§ **本文**:
**********

歯周病と全身疾患
 1910年代に、歯性病巣感染という理論が提唱された。これは口腔内に原発する病巣感染が二次的に全身疾患の原因になりうるという説であるが、当時はそれを裏付ける技術(研究)が未発達であったが、現在では技術の進歩と共に全身疾患を増悪させる因子として、歯周病が大いに注目されてきている。
 正常な付着上皮を破壊するのが歯肉縁上歯垢であり、その大部分を占めるグラム陽性菌の細胞壁には様々な病原性を示す抗原が含まれ、発生した炎症性病変が慢性化し、歯周ポケットが形成され、その病原性を発揮するのが歯肉縁下歯垢であり、多くはグラム陰性菌で内毒素を有した外膜がある。それらが直接、又はマクロファージや好中球に運ばれ、更に内毒素は歯肉ポケット中の内毒素結合性タンパク質と結び付き、歯肉内縁上皮を貫通し血液中に入り込む。しかし健常者では歯肉ポケット中にあるアルブミン・ラクトフェリン・トランスフェリン等がプラーク細菌と結合して、内縁上皮からの侵入を防ぎ速やかに駆逐する。しかし入り込む細菌数が多い場合や感染に対し低抗力を失った易感染性宿主では殺菌作用がうまく行かず全身的なトラブルを生ずる。

**********

§ **演習用データ**:

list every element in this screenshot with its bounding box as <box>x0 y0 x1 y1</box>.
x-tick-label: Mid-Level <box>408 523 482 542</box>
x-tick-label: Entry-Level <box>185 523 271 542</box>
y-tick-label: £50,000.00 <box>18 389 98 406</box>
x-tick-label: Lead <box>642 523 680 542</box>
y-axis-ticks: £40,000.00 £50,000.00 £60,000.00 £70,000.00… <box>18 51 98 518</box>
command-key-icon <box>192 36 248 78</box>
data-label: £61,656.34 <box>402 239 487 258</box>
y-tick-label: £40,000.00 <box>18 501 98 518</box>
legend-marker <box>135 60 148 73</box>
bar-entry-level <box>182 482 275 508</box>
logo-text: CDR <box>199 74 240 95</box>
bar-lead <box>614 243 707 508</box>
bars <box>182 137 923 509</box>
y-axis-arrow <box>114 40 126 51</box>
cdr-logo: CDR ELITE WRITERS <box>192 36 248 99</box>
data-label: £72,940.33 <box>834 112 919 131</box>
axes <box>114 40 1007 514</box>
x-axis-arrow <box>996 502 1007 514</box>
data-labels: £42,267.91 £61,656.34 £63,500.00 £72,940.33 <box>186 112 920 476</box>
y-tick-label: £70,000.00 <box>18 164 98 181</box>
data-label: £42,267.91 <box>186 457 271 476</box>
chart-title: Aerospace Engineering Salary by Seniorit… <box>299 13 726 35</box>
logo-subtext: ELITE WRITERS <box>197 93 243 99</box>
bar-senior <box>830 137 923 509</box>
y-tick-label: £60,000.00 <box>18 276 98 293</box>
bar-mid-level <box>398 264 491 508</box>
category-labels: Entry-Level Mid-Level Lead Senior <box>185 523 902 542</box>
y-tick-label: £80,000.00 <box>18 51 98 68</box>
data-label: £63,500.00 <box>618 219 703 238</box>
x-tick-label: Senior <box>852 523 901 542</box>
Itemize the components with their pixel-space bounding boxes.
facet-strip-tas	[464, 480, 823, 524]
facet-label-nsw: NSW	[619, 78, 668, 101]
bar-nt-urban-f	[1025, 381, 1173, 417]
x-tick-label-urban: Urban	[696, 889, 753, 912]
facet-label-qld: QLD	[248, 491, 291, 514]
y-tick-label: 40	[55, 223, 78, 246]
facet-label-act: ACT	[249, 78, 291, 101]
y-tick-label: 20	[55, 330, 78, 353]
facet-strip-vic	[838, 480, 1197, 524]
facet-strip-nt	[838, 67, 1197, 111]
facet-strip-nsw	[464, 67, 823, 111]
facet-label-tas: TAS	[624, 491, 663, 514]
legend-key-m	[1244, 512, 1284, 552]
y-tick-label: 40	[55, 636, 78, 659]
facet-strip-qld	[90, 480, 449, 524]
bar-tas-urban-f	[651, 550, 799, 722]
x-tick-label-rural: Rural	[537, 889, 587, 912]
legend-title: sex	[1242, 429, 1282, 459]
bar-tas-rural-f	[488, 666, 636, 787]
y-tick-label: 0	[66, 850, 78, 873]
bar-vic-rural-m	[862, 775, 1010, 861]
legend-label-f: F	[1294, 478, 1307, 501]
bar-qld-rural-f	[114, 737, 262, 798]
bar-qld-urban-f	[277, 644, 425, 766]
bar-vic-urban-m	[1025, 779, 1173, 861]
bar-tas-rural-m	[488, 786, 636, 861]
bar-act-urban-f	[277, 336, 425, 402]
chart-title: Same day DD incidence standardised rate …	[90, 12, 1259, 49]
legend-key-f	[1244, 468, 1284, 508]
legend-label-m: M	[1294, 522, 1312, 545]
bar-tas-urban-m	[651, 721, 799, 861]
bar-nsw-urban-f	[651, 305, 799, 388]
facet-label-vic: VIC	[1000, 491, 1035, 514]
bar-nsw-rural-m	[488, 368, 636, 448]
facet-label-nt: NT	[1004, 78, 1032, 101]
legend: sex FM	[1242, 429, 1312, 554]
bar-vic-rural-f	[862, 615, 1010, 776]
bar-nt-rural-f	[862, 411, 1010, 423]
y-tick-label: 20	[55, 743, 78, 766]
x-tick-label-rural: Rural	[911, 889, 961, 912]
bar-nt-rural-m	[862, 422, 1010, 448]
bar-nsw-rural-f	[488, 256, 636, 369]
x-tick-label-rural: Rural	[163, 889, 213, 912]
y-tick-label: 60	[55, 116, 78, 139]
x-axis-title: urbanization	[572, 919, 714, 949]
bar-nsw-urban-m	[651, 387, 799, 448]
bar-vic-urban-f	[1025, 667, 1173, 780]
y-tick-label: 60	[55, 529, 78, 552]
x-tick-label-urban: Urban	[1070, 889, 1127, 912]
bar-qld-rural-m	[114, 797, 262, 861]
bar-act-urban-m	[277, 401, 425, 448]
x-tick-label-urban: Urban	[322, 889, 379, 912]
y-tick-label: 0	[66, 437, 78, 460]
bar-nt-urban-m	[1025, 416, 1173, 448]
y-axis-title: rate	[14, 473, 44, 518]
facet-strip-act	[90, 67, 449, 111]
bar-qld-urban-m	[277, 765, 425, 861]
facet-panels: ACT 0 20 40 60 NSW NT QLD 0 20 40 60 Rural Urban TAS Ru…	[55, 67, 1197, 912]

**********

§ **取り組む課題**:
A) 歯周病と全身疾患についての本文で、健常者の歯肉ポケット中にあり、プラーク細菌と結合する物質として名前が挙げられているものをすべて書きなさい。
B) 歯周病と全身疾患についての本文によると、歯性病巣感染という理論が提唱されたのはいつか。
C) 歯周病と全身疾患についての本文を、最後の文に続けて書き継ぎなさい。

§ **課題の解答**:
A) アルブミン、ラクトフェリン、トランスフェリン

B) 1910年代

C)
 驚くことに、通常の感染根管処置、抜歯やスケーリングなどの観血的処置においても1分間に万単位の生菌を結果的に血流に入り込んでいて、歯周病がある場合は咀嚼時にも細菌が血流に入り込み、菌血症を起こしている。
                                  
デンタルプラーク細菌
Streptococcus sanguis 最も多い
Streptococcus mitis 血液中に入り、しぱしば重篤な感染症を起こす
Streptococcus pyogenes 健康な状態でも致命的な敗血症を起こす
        (化膿レンサ球菌)

 動脈硬化
 歯周病菌の一種PG菌(Porphyromonas gingivalis)の刺激 によって活性化したマクロファージが血管内膜に入り込んで、サイトカインや化学伝 達物質を産出し、血管内皮でコレステロールが沈着し、血管の狭作を起こし、血栓を作り動脈硬化を進行させる原因を作る。
日本歯科大学教授鴨井久一先生 
 『心筋梗塞で亡くなった方の血管内の血栓を調べてみたところ、そこから歯周病原菌が発見されている』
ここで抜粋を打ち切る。